_Exercise brief:_ Reproduce each line exactly. Skip none.
++++
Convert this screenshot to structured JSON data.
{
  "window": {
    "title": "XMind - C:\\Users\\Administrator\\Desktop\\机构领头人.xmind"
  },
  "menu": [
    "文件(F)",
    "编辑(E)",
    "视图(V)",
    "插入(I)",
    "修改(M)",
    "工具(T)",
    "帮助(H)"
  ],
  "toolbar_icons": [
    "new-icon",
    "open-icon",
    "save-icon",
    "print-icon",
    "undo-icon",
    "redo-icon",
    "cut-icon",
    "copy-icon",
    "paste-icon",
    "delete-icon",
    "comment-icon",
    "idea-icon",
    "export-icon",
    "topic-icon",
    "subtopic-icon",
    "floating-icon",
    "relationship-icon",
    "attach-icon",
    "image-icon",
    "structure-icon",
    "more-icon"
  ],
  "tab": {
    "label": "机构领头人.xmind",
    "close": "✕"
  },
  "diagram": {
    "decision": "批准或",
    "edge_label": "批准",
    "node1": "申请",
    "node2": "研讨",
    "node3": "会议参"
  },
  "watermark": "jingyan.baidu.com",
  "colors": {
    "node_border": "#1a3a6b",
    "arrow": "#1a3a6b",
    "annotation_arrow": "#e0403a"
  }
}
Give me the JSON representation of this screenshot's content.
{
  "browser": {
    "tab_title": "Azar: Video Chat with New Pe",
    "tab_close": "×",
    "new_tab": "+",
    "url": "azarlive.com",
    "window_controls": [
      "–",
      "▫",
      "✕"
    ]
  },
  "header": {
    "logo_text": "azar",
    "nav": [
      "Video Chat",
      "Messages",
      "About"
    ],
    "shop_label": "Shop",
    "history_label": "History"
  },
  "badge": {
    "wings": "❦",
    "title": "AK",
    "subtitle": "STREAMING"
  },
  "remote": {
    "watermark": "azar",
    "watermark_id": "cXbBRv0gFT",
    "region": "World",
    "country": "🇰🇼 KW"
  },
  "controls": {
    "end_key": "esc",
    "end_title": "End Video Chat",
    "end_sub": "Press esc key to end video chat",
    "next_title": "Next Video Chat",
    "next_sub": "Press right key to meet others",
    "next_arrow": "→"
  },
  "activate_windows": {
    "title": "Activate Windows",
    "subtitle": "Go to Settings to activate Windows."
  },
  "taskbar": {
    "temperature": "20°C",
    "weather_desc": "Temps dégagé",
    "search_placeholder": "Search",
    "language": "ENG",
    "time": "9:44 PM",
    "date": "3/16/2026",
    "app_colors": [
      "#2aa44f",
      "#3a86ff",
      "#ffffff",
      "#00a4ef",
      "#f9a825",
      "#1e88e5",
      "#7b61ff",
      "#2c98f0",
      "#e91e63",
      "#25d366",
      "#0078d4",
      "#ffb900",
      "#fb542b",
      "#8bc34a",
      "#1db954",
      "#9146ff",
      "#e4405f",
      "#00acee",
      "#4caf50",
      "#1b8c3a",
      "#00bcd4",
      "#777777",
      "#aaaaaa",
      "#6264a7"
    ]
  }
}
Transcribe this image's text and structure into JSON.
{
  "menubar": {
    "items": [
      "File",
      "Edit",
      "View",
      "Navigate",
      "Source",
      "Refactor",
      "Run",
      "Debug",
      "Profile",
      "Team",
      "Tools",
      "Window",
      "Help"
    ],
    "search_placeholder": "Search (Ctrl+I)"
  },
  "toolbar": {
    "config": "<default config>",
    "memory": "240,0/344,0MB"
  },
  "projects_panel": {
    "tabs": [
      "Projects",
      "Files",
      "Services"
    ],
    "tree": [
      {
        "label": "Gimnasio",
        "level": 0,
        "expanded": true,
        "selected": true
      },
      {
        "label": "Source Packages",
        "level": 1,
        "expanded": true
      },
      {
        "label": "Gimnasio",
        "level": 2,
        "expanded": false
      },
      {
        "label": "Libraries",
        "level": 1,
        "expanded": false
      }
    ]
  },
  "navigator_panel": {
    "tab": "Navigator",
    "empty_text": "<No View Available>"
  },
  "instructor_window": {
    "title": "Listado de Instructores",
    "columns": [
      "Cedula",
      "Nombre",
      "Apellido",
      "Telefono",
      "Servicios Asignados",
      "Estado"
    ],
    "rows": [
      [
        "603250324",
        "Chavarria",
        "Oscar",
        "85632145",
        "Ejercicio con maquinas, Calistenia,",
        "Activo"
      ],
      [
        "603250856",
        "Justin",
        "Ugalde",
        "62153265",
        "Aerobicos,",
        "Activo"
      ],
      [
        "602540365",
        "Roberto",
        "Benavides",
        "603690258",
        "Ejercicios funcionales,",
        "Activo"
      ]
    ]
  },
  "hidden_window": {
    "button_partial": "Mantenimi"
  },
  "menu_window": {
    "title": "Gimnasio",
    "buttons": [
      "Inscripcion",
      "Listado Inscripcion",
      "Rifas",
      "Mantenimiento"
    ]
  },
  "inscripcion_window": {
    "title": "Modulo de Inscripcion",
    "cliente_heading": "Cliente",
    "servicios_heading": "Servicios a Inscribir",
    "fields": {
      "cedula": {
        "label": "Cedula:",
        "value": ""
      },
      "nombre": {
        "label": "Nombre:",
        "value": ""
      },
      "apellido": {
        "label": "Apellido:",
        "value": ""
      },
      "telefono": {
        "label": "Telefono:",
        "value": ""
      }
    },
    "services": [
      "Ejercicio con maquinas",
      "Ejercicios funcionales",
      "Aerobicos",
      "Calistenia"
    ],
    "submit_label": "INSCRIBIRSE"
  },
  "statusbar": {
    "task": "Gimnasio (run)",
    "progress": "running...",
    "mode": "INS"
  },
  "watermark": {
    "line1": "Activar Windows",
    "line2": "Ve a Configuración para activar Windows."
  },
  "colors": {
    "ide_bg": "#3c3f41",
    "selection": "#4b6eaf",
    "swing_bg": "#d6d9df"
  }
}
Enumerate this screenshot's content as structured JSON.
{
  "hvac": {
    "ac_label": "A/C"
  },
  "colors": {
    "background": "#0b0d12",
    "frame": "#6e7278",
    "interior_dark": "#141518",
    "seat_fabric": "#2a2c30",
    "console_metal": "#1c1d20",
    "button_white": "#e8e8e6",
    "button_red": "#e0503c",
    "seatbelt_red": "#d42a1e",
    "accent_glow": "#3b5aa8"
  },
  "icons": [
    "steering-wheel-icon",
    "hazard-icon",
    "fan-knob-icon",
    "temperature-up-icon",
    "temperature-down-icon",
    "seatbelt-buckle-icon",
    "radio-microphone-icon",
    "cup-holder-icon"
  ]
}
++++
_Answer:_
Convert this screenshot to structured JSON data.
{
  "window": {
    "title": "XMind - C:\\Users\\Administrator\\Desktop\\机构领头人.xmind"
  },
  "menu": [
    "文件(F)",
    "编辑(E)",
    "视图(V)",
    "插入(I)",
    "修改(M)",
    "工具(T)",
    "帮助(H)"
  ],
  "toolbar_icons": [
    "new-icon",
    "open-icon",
    "save-icon",
    "print-icon",
    "undo-icon",
    "redo-icon",
    "cut-icon",
    "copy-icon",
    "paste-icon",
    "delete-icon",
    "comment-icon",
    "idea-icon",
    "export-icon",
    "topic-icon",
    "subtopic-icon",
    "floating-icon",
    "relationship-icon",
    "attach-icon",
    "image-icon",
    "structure-icon",
    "more-icon"
  ],
  "tab": {
    "label": "机构领头人.xmind",
    "close": "✕"
  },
  "diagram": {
    "decision": "批准或",
    "edge_label": "批准",
    "node1": "申请",
    "node2": "研讨",
    "node3": "会议参"
  },
  "watermark": "jingyan.baidu.com",
  "colors": {
    "node_border": "#1a3a6b",
    "arrow": "#1a3a6b",
    "annotation_arrow": "#e0403a"
  }
}
Give me the JSON representation of this screenshot's content.
{
  "browser": {
    "tab_title": "Azar: Video Chat with New Pe",
    "tab_close": "×",
    "new_tab": "+",
    "url": "azarlive.com",
    "window_controls": [
      "–",
      "▫",
      "✕"
    ]
  },
  "header": {
    "logo_text": "azar",
    "nav": [
      "Video Chat",
      "Messages",
      "About"
    ],
    "shop_label": "Shop",
    "history_label": "History"
  },
  "badge": {
    "wings": "❦",
    "title": "AK",
    "subtitle": "STREAMING"
  },
  "remote": {
    "watermark": "azar",
    "watermark_id": "cXbBRv0gFT",
    "region": "World",
    "country": "🇰🇼 KW"
  },
  "controls": {
    "end_key": "esc",
    "end_title": "End Video Chat",
    "end_sub": "Press esc key to end video chat",
    "next_title": "Next Video Chat",
    "next_sub": "Press right key to meet others",
    "next_arrow": "→"
  },
  "activate_windows": {
    "title": "Activate Windows",
    "subtitle": "Go to Settings to activate Windows."
  },
  "taskbar": {
    "temperature": "20°C",
    "weather_desc": "Temps dégagé",
    "search_placeholder": "Search",
    "language": "ENG",
    "time": "9:44 PM",
    "date": "3/16/2026",
    "app_colors": [
      "#2aa44f",
      "#3a86ff",
      "#ffffff",
      "#00a4ef",
      "#f9a825",
      "#1e88e5",
      "#7b61ff",
      "#2c98f0",
      "#e91e63",
      "#25d366",
      "#0078d4",
      "#ffb900",
      "#fb542b",
      "#8bc34a",
      "#1db954",
      "#9146ff",
      "#e4405f",
      "#00acee",
      "#4caf50",
      "#1b8c3a",
      "#00bcd4",
      "#777777",
      "#aaaaaa",
      "#6264a7"
    ]
  }
}
Transcribe this image's text and structure into JSON.
{
  "menubar": {
    "items": [
      "File",
      "Edit",
      "View",
      "Navigate",
      "Source",
      "Refactor",
      "Run",
      "Debug",
      "Profile",
      "Team",
      "Tools",
      "Window",
      "Help"
    ],
    "search_placeholder": "Search (Ctrl+I)"
  },
  "toolbar": {
    "config": "<default config>",
    "memory": "240,0/344,0MB"
  },
  "projects_panel": {
    "tabs": [
      "Projects",
      "Files",
      "Services"
    ],
    "tree": [
      {
        "label": "Gimnasio",
        "level": 0,
        "expanded": true,
        "selected": true
      },
      {
        "label": "Source Packages",
        "level": 1,
        "expanded": true
      },
      {
        "label": "Gimnasio",
        "level": 2,
        "expanded": false
      },
      {
        "label": "Libraries",
        "level": 1,
        "expanded": false
      }
    ]
  },
  "navigator_panel": {
    "tab": "Navigator",
    "empty_text": "<No View Available>"
  },
  "instructor_window": {
    "title": "Listado de Instructores",
    "columns": [
      "Cedula",
      "Nombre",
      "Apellido",
      "Telefono",
      "Servicios Asignados",
      "Estado"
    ],
    "rows": [
      [
        "603250324",
        "Chavarria",
        "Oscar",
        "85632145",
        "Ejercicio con maquinas, Calistenia,",
        "Activo"
      ],
      [
        "603250856",
        "Justin",
        "Ugalde",
        "62153265",
        "Aerobicos,",
        "Activo"
      ],
      [
        "602540365",
        "Roberto",
        "Benavides",
        "603690258",
        "Ejercicios funcionales,",
        "Activo"
      ]
    ]
  },
  "hidden_window": {
    "button_partial": "Mantenimi"
  },
  "menu_window": {
    "title": "Gimnasio",
    "buttons": [
      "Inscripcion",
      "Listado Inscripcion",
      "Rifas",
      "Mantenimiento"
    ]
  },
  "inscripcion_window": {
    "title": "Modulo de Inscripcion",
    "cliente_heading": "Cliente",
    "servicios_heading": "Servicios a Inscribir",
    "fields": {
      "cedula": {
        "label": "Cedula:",
        "value": ""
      },
      "nombre": {
        "label": "Nombre:",
        "value": ""
      },
      "apellido": {
        "label": "Apellido:",
        "value": ""
      },
      "telefono": {
        "label": "Telefono:",
        "value": ""
      }
    },
    "services": [
      "Ejercicio con maquinas",
      "Ejercicios funcionales",
      "Aerobicos",
      "Calistenia"
    ],
    "submit_label": "INSCRIBIRSE"
  },
  "statusbar": {
    "task": "Gimnasio (run)",
    "progress": "running...",
    "mode": "INS"
  },
  "watermark": {
    "line1": "Activar Windows",
    "line2": "Ve a Configuración para activar Windows."
  },
  "colors": {
    "ide_bg": "#3c3f41",
    "selection": "#4b6eaf",
    "swing_bg": "#d6d9df"
  }
}
Enumerate this screenshot's content as structured JSON.
{
  "hvac": {
    "ac_label": "A/C"
  },
  "colors": {
    "background": "#0b0d12",
    "frame": "#6e7278",
    "interior_dark": "#141518",
    "seat_fabric": "#2a2c30",
    "console_metal": "#1c1d20",
    "button_white": "#e8e8e6",
    "button_red": "#e0503c",
    "seatbelt_red": "#d42a1e",
    "accent_glow": "#3b5aa8"
  },
  "icons": [
    "steering-wheel-icon",
    "hazard-icon",
    "fan-knob-icon",
    "temperature-up-icon",
    "temperature-down-icon",
    "seatbelt-buckle-icon",
    "radio-microphone-icon",
    "cup-holder-icon"
  ]
}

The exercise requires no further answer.